** begin RECORD LIST **
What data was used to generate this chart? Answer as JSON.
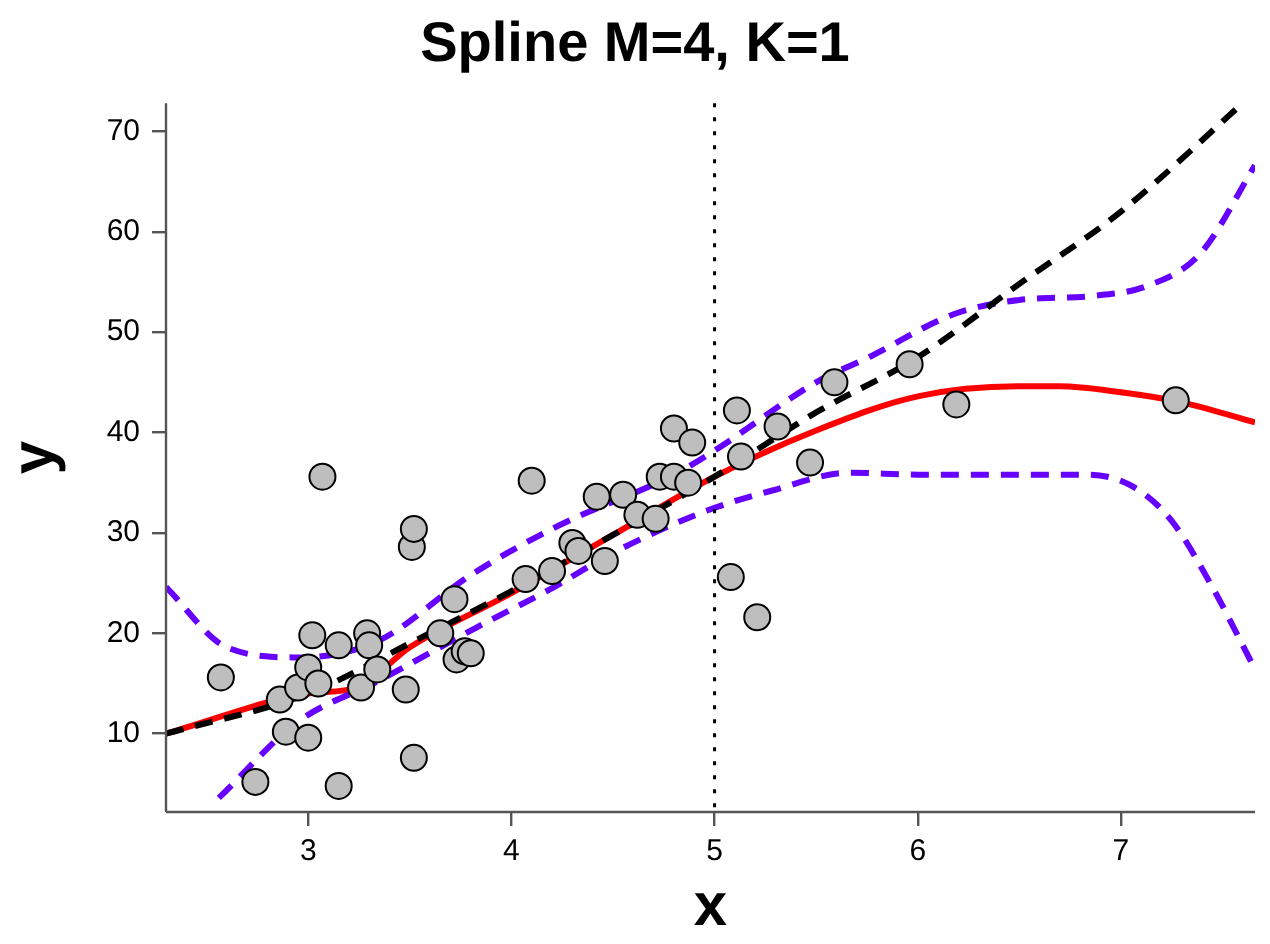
{
  "chart_data": {
    "type": "scatter",
    "title": "Spline M=4, K=1",
    "xlabel": "x",
    "ylabel": "y",
    "xlim": [
      2.3,
      7.66
    ],
    "ylim": [
      2.2,
      72.8
    ],
    "xticks": [
      3,
      4,
      5,
      6,
      7
    ],
    "yticks": [
      10,
      20,
      30,
      40,
      50,
      60,
      70
    ],
    "grid": false,
    "legend": false,
    "ref_lines": [
      {
        "axis": "x",
        "value": 5,
        "color": "#000000",
        "line_style": "dotted"
      }
    ],
    "series": [
      {
        "type": "line",
        "color": "#000000",
        "line_style": "dashed",
        "marker": "none",
        "x": [
          2.3,
          3,
          3.5,
          4,
          4.5,
          5,
          5.5,
          6,
          6.5,
          7,
          7.6
        ],
        "values": [
          10,
          14,
          19,
          24.2,
          29.8,
          35.6,
          42,
          47.5,
          54.8,
          62,
          72.8
        ]
      },
      {
        "type": "line",
        "color": "#6600ff",
        "line_style": "dashed",
        "marker": "none",
        "x": [
          2.3,
          2.6,
          2.95,
          3.34,
          3.8,
          4.22,
          4.8,
          5,
          5.5,
          5.77,
          6.18,
          6.5,
          6.86,
          7.13,
          7.39,
          7.66
        ],
        "values": [
          24.6,
          18.6,
          17.6,
          19.2,
          25.8,
          30.6,
          35.8,
          38.2,
          45,
          47.6,
          51.8,
          53.2,
          53.6,
          54.6,
          57.8,
          66.6
        ]
      },
      {
        "type": "line",
        "color": "#6600ff",
        "line_style": "dashed",
        "marker": "none",
        "x": [
          2.56,
          2.95,
          3.34,
          3.83,
          4.21,
          4.48,
          4.96,
          5.28,
          5.67,
          6,
          6.5,
          6.84,
          7.06,
          7.25,
          7.45,
          7.64
        ],
        "values": [
          3.6,
          11.2,
          15.2,
          20.6,
          24.6,
          27.8,
          32.2,
          34.2,
          36,
          35.8,
          35.8,
          35.8,
          34.6,
          31.2,
          24.6,
          17.2
        ]
      },
      {
        "type": "line",
        "color": "#ff0000",
        "line_style": "solid",
        "marker": "none",
        "x": [
          2.3,
          3,
          3.24,
          3.5,
          4,
          4.5,
          5,
          5.5,
          6,
          6.5,
          6.7,
          7,
          7.3,
          7.66
        ],
        "values": [
          10,
          14,
          14.6,
          18.6,
          24,
          29.8,
          35.6,
          40.2,
          43.6,
          44.6,
          44.6,
          44,
          43,
          41
        ]
      },
      {
        "type": "scatter",
        "color": "#bebebe",
        "marker": "circle",
        "x": [
          2.57,
          2.74,
          2.86,
          2.89,
          2.95,
          3,
          3,
          3.02,
          3.07,
          3.05,
          3.15,
          3.15,
          3.26,
          3.29,
          3.3,
          3.34,
          3.48,
          3.51,
          3.52,
          3.52,
          3.65,
          3.72,
          3.73,
          3.77,
          3.8,
          4.07,
          4.1,
          4.2,
          4.3,
          4.33,
          4.46,
          4.42,
          4.55,
          4.62,
          4.71,
          4.73,
          4.8,
          4.8,
          4.89,
          4.87,
          5.08,
          5.11,
          5.13,
          5.21,
          5.31,
          5.47,
          5.59,
          5.96,
          6.19,
          7.27
        ],
        "values": [
          15.6,
          5.2,
          13.4,
          10.2,
          14.6,
          9.6,
          16.6,
          19.8,
          35.6,
          15,
          18.8,
          4.8,
          14.6,
          20,
          18.8,
          16.4,
          14.4,
          28.6,
          30.4,
          7.6,
          20,
          23.4,
          17.4,
          18.2,
          18,
          25.4,
          35.2,
          26.2,
          29,
          28.2,
          27.2,
          33.6,
          33.8,
          31.8,
          31.4,
          35.6,
          40.4,
          35.6,
          39,
          35,
          25.6,
          42.2,
          37.6,
          21.6,
          40.6,
          37,
          45,
          46.8,
          42.8,
          43.2
        ]
      }
    ]
  }
}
** end RECORD LIST **
JOB:
Without the pictures, return the entries exactly as they appear.

RESPONSE BELOW:
What data was used to generate this chart? Answer as JSON.
{
  "chart_data": {
    "type": "scatter",
    "title": "Spline M=4, K=1",
    "xlabel": "x",
    "ylabel": "y",
    "xlim": [
      2.3,
      7.66
    ],
    "ylim": [
      2.2,
      72.8
    ],
    "xticks": [
      3,
      4,
      5,
      6,
      7
    ],
    "yticks": [
      10,
      20,
      30,
      40,
      50,
      60,
      70
    ],
    "grid": false,
    "legend": false,
    "ref_lines": [
      {
        "axis": "x",
        "value": 5,
        "color": "#000000",
        "line_style": "dotted"
      }
    ],
    "series": [
      {
        "type": "line",
        "color": "#000000",
        "line_style": "dashed",
        "marker": "none",
        "x": [
          2.3,
          3,
          3.5,
          4,
          4.5,
          5,
          5.5,
          6,
          6.5,
          7,
          7.6
        ],
        "values": [
          10,
          14,
          19,
          24.2,
          29.8,
          35.6,
          42,
          47.5,
          54.8,
          62,
          72.8
        ]
      },
      {
        "type": "line",
        "color": "#6600ff",
        "line_style": "dashed",
        "marker": "none",
        "x": [
          2.3,
          2.6,
          2.95,
          3.34,
          3.8,
          4.22,
          4.8,
          5,
          5.5,
          5.77,
          6.18,
          6.5,
          6.86,
          7.13,
          7.39,
          7.66
        ],
        "values": [
          24.6,
          18.6,
          17.6,
          19.2,
          25.8,
          30.6,
          35.8,
          38.2,
          45,
          47.6,
          51.8,
          53.2,
          53.6,
          54.6,
          57.8,
          66.6
        ]
      },
      {
        "type": "line",
        "color": "#6600ff",
        "line_style": "dashed",
        "marker": "none",
        "x": [
          2.56,
          2.95,
          3.34,
          3.83,
          4.21,
          4.48,
          4.96,
          5.28,
          5.67,
          6,
          6.5,
          6.84,
          7.06,
          7.25,
          7.45,
          7.64
        ],
        "values": [
          3.6,
          11.2,
          15.2,
          20.6,
          24.6,
          27.8,
          32.2,
          34.2,
          36,
          35.8,
          35.8,
          35.8,
          34.6,
          31.2,
          24.6,
          17.2
        ]
      },
      {
        "type": "line",
        "color": "#ff0000",
        "line_style": "solid",
        "marker": "none",
        "x": [
          2.3,
          3,
          3.24,
          3.5,
          4,
          4.5,
          5,
          5.5,
          6,
          6.5,
          6.7,
          7,
          7.3,
          7.66
        ],
        "values": [
          10,
          14,
          14.6,
          18.6,
          24,
          29.8,
          35.6,
          40.2,
          43.6,
          44.6,
          44.6,
          44,
          43,
          41
        ]
      },
      {
        "type": "scatter",
        "color": "#bebebe",
        "marker": "circle",
        "x": [
          2.57,
          2.74,
          2.86,
          2.89,
          2.95,
          3,
          3,
          3.02,
          3.07,
          3.05,
          3.15,
          3.15,
          3.26,
          3.29,
          3.3,
          3.34,
          3.48,
          3.51,
          3.52,
          3.52,
          3.65,
          3.72,
          3.73,
          3.77,
          3.8,
          4.07,
          4.1,
          4.2,
          4.3,
          4.33,
          4.46,
          4.42,
          4.55,
          4.62,
          4.71,
          4.73,
          4.8,
          4.8,
          4.89,
          4.87,
          5.08,
          5.11,
          5.13,
          5.21,
          5.31,
          5.47,
          5.59,
          5.96,
          6.19,
          7.27
        ],
        "values": [
          15.6,
          5.2,
          13.4,
          10.2,
          14.6,
          9.6,
          16.6,
          19.8,
          35.6,
          15,
          18.8,
          4.8,
          14.6,
          20,
          18.8,
          16.4,
          14.4,
          28.6,
          30.4,
          7.6,
          20,
          23.4,
          17.4,
          18.2,
          18,
          25.4,
          35.2,
          26.2,
          29,
          28.2,
          27.2,
          33.6,
          33.8,
          31.8,
          31.4,
          35.6,
          40.4,
          35.6,
          39,
          35,
          25.6,
          42.2,
          37.6,
          21.6,
          40.6,
          37,
          45,
          46.8,
          42.8,
          43.2
        ]
      }
    ]
  }
}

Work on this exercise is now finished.